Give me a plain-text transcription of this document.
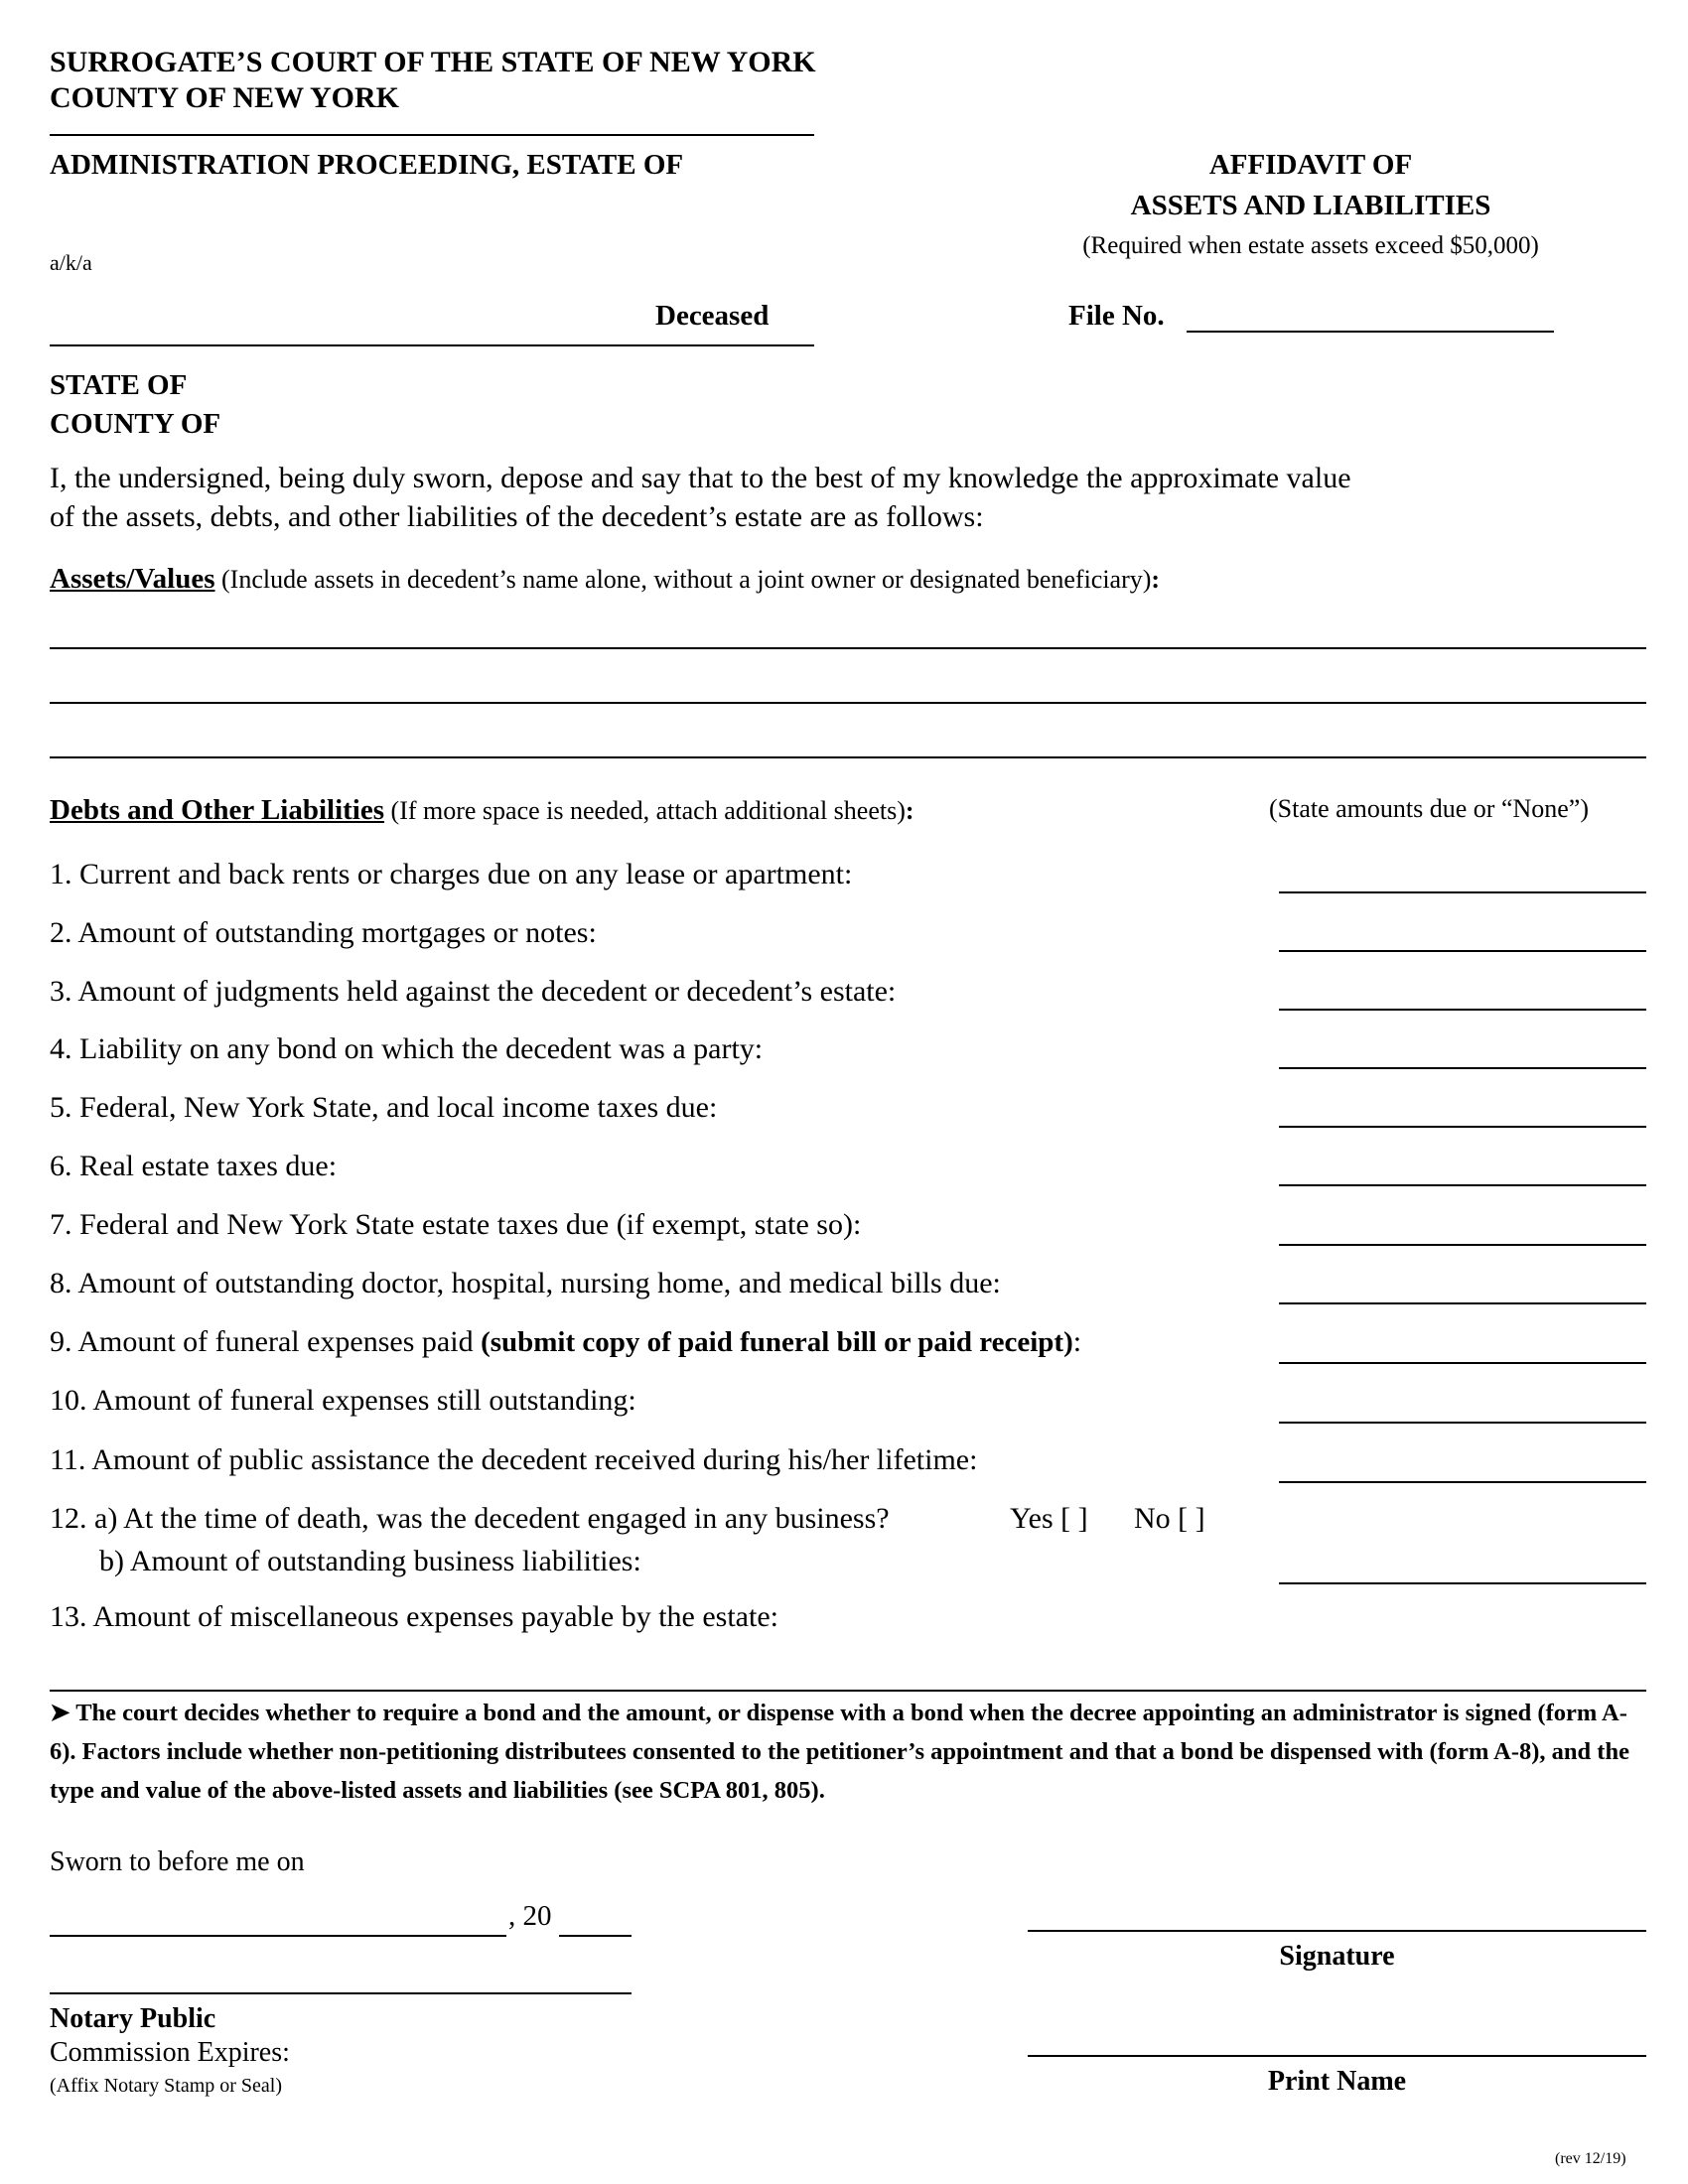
SURROGATE’S COURT OF THE STATE OF NEW YORK
COUNTY OF NEW YORK
ADMINISTRATION PROCEEDING, ESTATE OF
a/k/a
Deceased
AFFIDAVIT OF
ASSETS AND LIABILITIES
(Required when estate assets exceed $50,000)
File No.
STATE OF
COUNTY OF
I, the undersigned, being duly sworn, depose and say that to the best of my knowledge the approximate value
of the assets, debts, and other liabilities of the decedent’s estate are as follows:
Assets/Values (Include assets in decedent’s name alone, without a joint owner or designated beneficiary):
Debts and Other Liabilities (If more space is needed, attach additional sheets):	(State amounts due or “None”)
1. Current and back rents or charges due on any lease or apartment:
2. Amount of outstanding mortgages or notes:
3. Amount of judgments held against the decedent or decedent’s estate:
4. Liability on any bond on which the decedent was a party:
5. Federal, New York State, and local income taxes due:
6. Real estate taxes due:
7. Federal and New York State estate taxes due (if exempt, state so):
8. Amount of outstanding doctor, hospital, nursing home, and medical bills due:
9. Amount of funeral expenses paid (submit copy of paid funeral bill or paid receipt):
10. Amount of funeral expenses still outstanding:
11. Amount of public assistance the decedent received during his/her lifetime:
12. a) At the time of death, was the decedent engaged in any business?	Yes [ ] No [ ]
b) Amount of outstanding business liabilities:
13. Amount of miscellaneous expenses payable by the estate:
➤ The court decides whether to require a bond and the amount, or dispense with a bond when the decree appointing an administrator is signed (form A-6). Factors include whether non-petitioning distributees consented to the petitioner’s appointment and that a bond be dispensed with (form A-8), and the type and value of the above-listed assets and liabilities (see SCPA 801, 805).
Sworn to before me on
, 20
Notary Public
Commission Expires:
(Affix Notary Stamp or Seal)
Signature
Print Name
(rev 12/19)
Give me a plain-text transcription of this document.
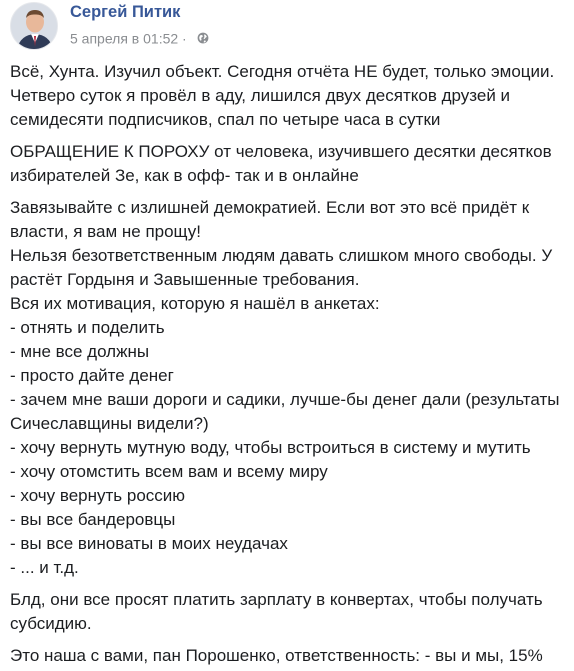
Сергей Питик
5 апреля в 01:52 ·

Всё, Хунта. Изучил объект. Сегодня отчёта НЕ будет, только эмоции.
Четверо суток я провёл в аду, лишился двух десятков друзей и
семидесяти подписчиков, спал по четыре часа в сутки

ОБРАЩЕНИЕ К ПОРОХУ от человека, изучившего десятки десятков
избирателей Зе, как в офф- так и в онлайне

Завязывайте с излишней демократией. Если вот это всё придёт к
власти, я вам не прощу!
Нельзя безответственным людям давать слишком много свободы. У
растёт Гордыня и Завышенные требования.
Вся их мотивация, которую я нашёл в анкетах:
- отнять и поделить
- мне все должны
- просто дайте денег
- зачем мне ваши дороги и садики, лучше-бы денег дали (результаты
Сичеславщины видели?)
- хочу вернуть мутную воду, чтобы встроиться в систему и мутить
- хочу отомстить всем вам и всему миру
- хочу вернуть россию
- вы все бандеровцы
- вы все виноваты в моих неудачах
- ... и т.д.

Блд, они все просят платить зарплату в конвертах, чтобы получать
субсидию.

Это наша с вами, пан Порошенко, ответственность: - вы и мы, 15%
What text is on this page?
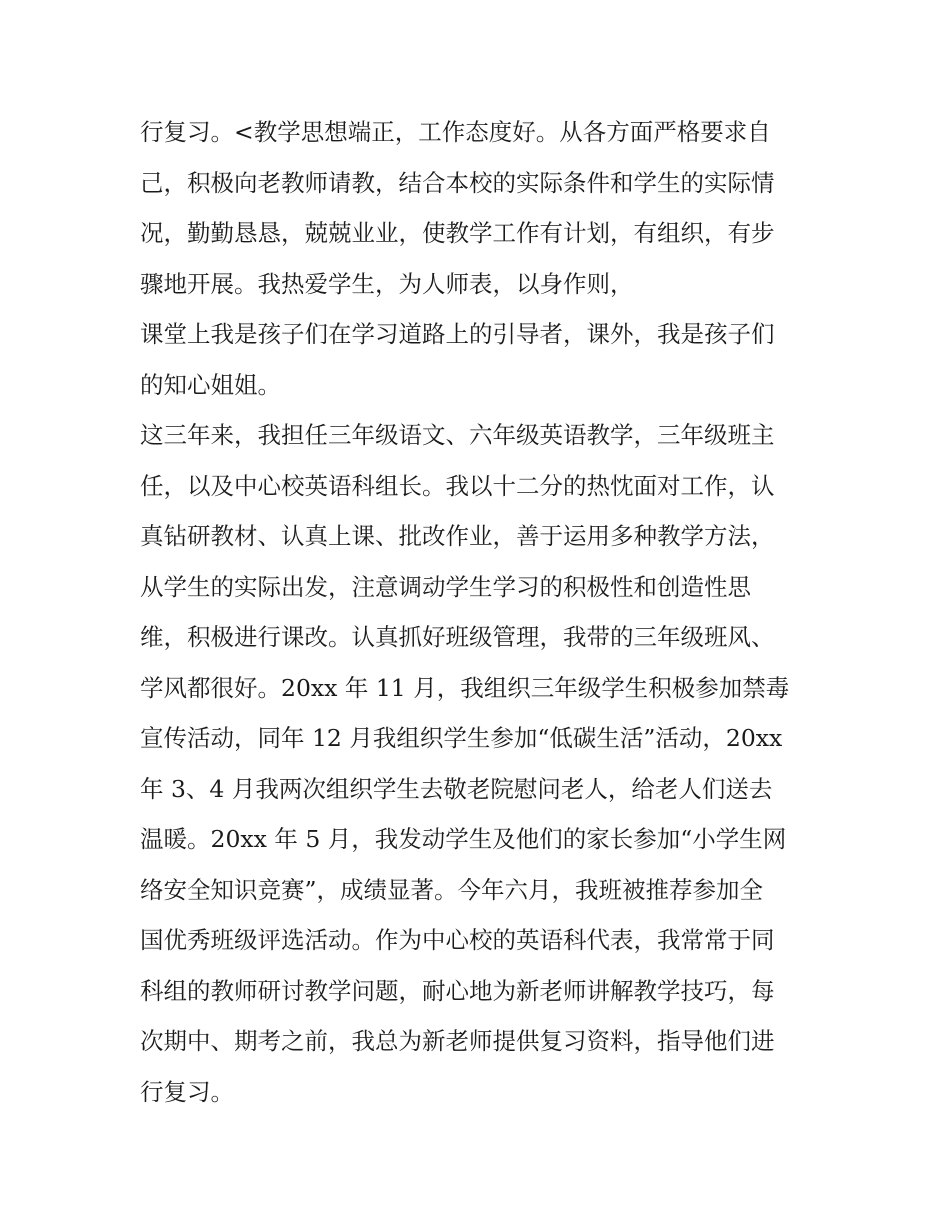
行复习。<教学思想端正，工作态度好。从各方面严格要求自
己，积极向老教师请教，结合本校的实际条件和学生的实际情
况，勤勤恳恳，兢兢业业，使教学工作有计划，有组织，有步
骤地开展。我热爱学生，为人师表，以身作则，
课堂上我是孩子们在学习道路上的引导者，课外，我是孩子们
的知心姐姐。
这三年来，我担任三年级语文、六年级英语教学，三年级班主
任，以及中心校英语科组长。我以十二分的热忱面对工作，认
真钻研教材、认真上课、批改作业，善于运用多种教学方法，
从学生的实际出发，注意调动学生学习的积极性和创造性思
维，积极进行课改。认真抓好班级管理，我带的三年级班风、
学风都很好。20xx 年 11 月，我组织三年级学生积极参加禁毒
宣传活动，同年 12 月我组织学生参加“低碳生活”活动，20xx
年 3、4 月我两次组织学生去敬老院慰问老人，给老人们送去
温暖。20xx 年 5 月，我发动学生及他们的家长参加“小学生网
络安全知识竞赛”，成绩显著。今年六月，我班被推荐参加全
国优秀班级评选活动。作为中心校的英语科代表，我常常于同
科组的教师研讨教学问题，耐心地为新老师讲解教学技巧，每
次期中、期考之前，我总为新老师提供复习资料，指导他们进
行复习。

= = = =

- Set task:
Return all lines containing "business".

- Result of the exercise:
12. a) At the time of death, was the decedent engaged in any business?	Yes [ ] No [ ]
b) Amount of outstanding business liabilities:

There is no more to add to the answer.